Skip every picture and transcribe the remaining material exactly.

⁂

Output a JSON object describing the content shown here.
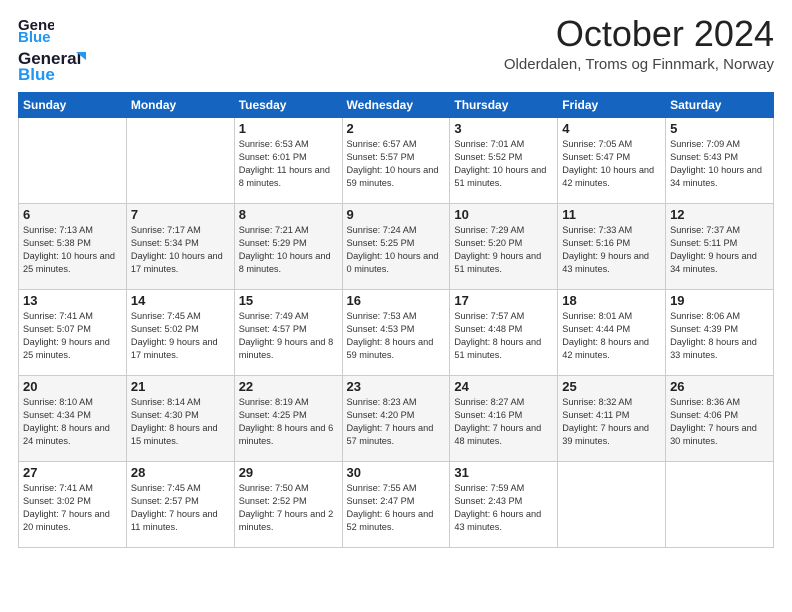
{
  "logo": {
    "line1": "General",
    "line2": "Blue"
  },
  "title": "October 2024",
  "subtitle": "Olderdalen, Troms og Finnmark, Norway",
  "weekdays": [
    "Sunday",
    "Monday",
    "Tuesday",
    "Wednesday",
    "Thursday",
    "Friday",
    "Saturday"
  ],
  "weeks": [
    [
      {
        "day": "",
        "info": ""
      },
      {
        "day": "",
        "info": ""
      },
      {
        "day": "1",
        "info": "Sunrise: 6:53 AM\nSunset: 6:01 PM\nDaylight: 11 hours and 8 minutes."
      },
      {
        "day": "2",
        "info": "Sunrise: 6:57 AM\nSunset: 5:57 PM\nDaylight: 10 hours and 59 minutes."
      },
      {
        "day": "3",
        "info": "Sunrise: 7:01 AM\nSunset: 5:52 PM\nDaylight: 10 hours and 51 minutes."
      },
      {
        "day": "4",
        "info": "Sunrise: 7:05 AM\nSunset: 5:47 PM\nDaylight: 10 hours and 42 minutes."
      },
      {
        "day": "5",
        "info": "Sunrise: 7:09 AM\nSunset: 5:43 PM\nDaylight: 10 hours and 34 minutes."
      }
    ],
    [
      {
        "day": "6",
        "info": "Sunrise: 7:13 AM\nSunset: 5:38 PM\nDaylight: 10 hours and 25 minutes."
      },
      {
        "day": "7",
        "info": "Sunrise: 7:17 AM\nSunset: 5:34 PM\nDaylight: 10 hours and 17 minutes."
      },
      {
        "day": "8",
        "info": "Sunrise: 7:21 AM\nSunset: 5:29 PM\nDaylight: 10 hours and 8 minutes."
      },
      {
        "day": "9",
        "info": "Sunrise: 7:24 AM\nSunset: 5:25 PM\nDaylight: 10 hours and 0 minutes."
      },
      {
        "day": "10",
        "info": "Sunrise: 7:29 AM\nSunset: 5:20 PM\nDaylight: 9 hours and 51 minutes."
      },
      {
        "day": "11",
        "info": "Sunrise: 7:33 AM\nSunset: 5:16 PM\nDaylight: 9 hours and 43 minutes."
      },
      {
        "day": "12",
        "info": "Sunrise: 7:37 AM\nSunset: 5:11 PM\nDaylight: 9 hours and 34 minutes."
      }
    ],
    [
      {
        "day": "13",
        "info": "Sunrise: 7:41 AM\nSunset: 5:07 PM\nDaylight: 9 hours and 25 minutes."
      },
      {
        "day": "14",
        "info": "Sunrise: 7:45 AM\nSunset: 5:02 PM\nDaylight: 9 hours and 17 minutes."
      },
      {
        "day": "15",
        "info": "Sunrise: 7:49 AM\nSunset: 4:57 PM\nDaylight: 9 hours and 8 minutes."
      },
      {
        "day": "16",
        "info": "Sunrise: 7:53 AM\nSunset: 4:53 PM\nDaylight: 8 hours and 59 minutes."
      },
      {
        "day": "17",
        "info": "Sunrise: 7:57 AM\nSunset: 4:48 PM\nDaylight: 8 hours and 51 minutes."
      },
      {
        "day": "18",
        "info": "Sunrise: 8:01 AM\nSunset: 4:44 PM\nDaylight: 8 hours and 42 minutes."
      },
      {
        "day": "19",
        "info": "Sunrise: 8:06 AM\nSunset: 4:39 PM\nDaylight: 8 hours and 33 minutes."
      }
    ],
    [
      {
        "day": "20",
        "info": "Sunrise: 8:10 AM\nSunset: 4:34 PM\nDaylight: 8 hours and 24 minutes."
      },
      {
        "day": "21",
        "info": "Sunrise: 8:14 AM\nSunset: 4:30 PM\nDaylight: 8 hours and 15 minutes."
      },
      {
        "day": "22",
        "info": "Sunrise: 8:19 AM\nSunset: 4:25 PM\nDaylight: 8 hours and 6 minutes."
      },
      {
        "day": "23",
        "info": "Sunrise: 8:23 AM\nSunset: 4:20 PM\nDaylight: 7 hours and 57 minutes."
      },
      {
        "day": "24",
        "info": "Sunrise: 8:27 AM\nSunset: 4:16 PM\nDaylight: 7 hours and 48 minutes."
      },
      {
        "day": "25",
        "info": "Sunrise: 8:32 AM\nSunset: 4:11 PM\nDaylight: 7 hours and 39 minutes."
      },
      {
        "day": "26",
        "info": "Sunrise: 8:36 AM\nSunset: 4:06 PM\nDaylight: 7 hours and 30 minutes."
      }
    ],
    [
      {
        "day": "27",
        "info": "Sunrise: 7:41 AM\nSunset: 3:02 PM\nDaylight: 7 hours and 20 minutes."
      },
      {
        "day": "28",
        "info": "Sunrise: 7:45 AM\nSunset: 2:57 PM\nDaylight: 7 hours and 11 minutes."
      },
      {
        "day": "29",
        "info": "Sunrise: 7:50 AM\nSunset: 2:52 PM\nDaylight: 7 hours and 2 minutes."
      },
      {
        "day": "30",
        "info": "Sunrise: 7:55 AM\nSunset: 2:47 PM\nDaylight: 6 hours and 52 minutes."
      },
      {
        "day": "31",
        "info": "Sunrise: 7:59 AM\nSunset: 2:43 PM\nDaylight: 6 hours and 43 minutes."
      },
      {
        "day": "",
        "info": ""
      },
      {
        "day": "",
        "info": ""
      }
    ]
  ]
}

⁂

◆ **OUTPUT**
Output a JSON object describing the content shown here.
{
  "logo": {
    "line1": "General",
    "line2": "Blue"
  },
  "title": "October 2024",
  "subtitle": "Olderdalen, Troms og Finnmark, Norway",
  "weekdays": [
    "Sunday",
    "Monday",
    "Tuesday",
    "Wednesday",
    "Thursday",
    "Friday",
    "Saturday"
  ],
  "weeks": [
    [
      {
        "day": "",
        "info": ""
      },
      {
        "day": "",
        "info": ""
      },
      {
        "day": "1",
        "info": "Sunrise: 6:53 AM\nSunset: 6:01 PM\nDaylight: 11 hours and 8 minutes."
      },
      {
        "day": "2",
        "info": "Sunrise: 6:57 AM\nSunset: 5:57 PM\nDaylight: 10 hours and 59 minutes."
      },
      {
        "day": "3",
        "info": "Sunrise: 7:01 AM\nSunset: 5:52 PM\nDaylight: 10 hours and 51 minutes."
      },
      {
        "day": "4",
        "info": "Sunrise: 7:05 AM\nSunset: 5:47 PM\nDaylight: 10 hours and 42 minutes."
      },
      {
        "day": "5",
        "info": "Sunrise: 7:09 AM\nSunset: 5:43 PM\nDaylight: 10 hours and 34 minutes."
      }
    ],
    [
      {
        "day": "6",
        "info": "Sunrise: 7:13 AM\nSunset: 5:38 PM\nDaylight: 10 hours and 25 minutes."
      },
      {
        "day": "7",
        "info": "Sunrise: 7:17 AM\nSunset: 5:34 PM\nDaylight: 10 hours and 17 minutes."
      },
      {
        "day": "8",
        "info": "Sunrise: 7:21 AM\nSunset: 5:29 PM\nDaylight: 10 hours and 8 minutes."
      },
      {
        "day": "9",
        "info": "Sunrise: 7:24 AM\nSunset: 5:25 PM\nDaylight: 10 hours and 0 minutes."
      },
      {
        "day": "10",
        "info": "Sunrise: 7:29 AM\nSunset: 5:20 PM\nDaylight: 9 hours and 51 minutes."
      },
      {
        "day": "11",
        "info": "Sunrise: 7:33 AM\nSunset: 5:16 PM\nDaylight: 9 hours and 43 minutes."
      },
      {
        "day": "12",
        "info": "Sunrise: 7:37 AM\nSunset: 5:11 PM\nDaylight: 9 hours and 34 minutes."
      }
    ],
    [
      {
        "day": "13",
        "info": "Sunrise: 7:41 AM\nSunset: 5:07 PM\nDaylight: 9 hours and 25 minutes."
      },
      {
        "day": "14",
        "info": "Sunrise: 7:45 AM\nSunset: 5:02 PM\nDaylight: 9 hours and 17 minutes."
      },
      {
        "day": "15",
        "info": "Sunrise: 7:49 AM\nSunset: 4:57 PM\nDaylight: 9 hours and 8 minutes."
      },
      {
        "day": "16",
        "info": "Sunrise: 7:53 AM\nSunset: 4:53 PM\nDaylight: 8 hours and 59 minutes."
      },
      {
        "day": "17",
        "info": "Sunrise: 7:57 AM\nSunset: 4:48 PM\nDaylight: 8 hours and 51 minutes."
      },
      {
        "day": "18",
        "info": "Sunrise: 8:01 AM\nSunset: 4:44 PM\nDaylight: 8 hours and 42 minutes."
      },
      {
        "day": "19",
        "info": "Sunrise: 8:06 AM\nSunset: 4:39 PM\nDaylight: 8 hours and 33 minutes."
      }
    ],
    [
      {
        "day": "20",
        "info": "Sunrise: 8:10 AM\nSunset: 4:34 PM\nDaylight: 8 hours and 24 minutes."
      },
      {
        "day": "21",
        "info": "Sunrise: 8:14 AM\nSunset: 4:30 PM\nDaylight: 8 hours and 15 minutes."
      },
      {
        "day": "22",
        "info": "Sunrise: 8:19 AM\nSunset: 4:25 PM\nDaylight: 8 hours and 6 minutes."
      },
      {
        "day": "23",
        "info": "Sunrise: 8:23 AM\nSunset: 4:20 PM\nDaylight: 7 hours and 57 minutes."
      },
      {
        "day": "24",
        "info": "Sunrise: 8:27 AM\nSunset: 4:16 PM\nDaylight: 7 hours and 48 minutes."
      },
      {
        "day": "25",
        "info": "Sunrise: 8:32 AM\nSunset: 4:11 PM\nDaylight: 7 hours and 39 minutes."
      },
      {
        "day": "26",
        "info": "Sunrise: 8:36 AM\nSunset: 4:06 PM\nDaylight: 7 hours and 30 minutes."
      }
    ],
    [
      {
        "day": "27",
        "info": "Sunrise: 7:41 AM\nSunset: 3:02 PM\nDaylight: 7 hours and 20 minutes."
      },
      {
        "day": "28",
        "info": "Sunrise: 7:45 AM\nSunset: 2:57 PM\nDaylight: 7 hours and 11 minutes."
      },
      {
        "day": "29",
        "info": "Sunrise: 7:50 AM\nSunset: 2:52 PM\nDaylight: 7 hours and 2 minutes."
      },
      {
        "day": "30",
        "info": "Sunrise: 7:55 AM\nSunset: 2:47 PM\nDaylight: 6 hours and 52 minutes."
      },
      {
        "day": "31",
        "info": "Sunrise: 7:59 AM\nSunset: 2:43 PM\nDaylight: 6 hours and 43 minutes."
      },
      {
        "day": "",
        "info": ""
      },
      {
        "day": "",
        "info": ""
      }
    ]
  ]
}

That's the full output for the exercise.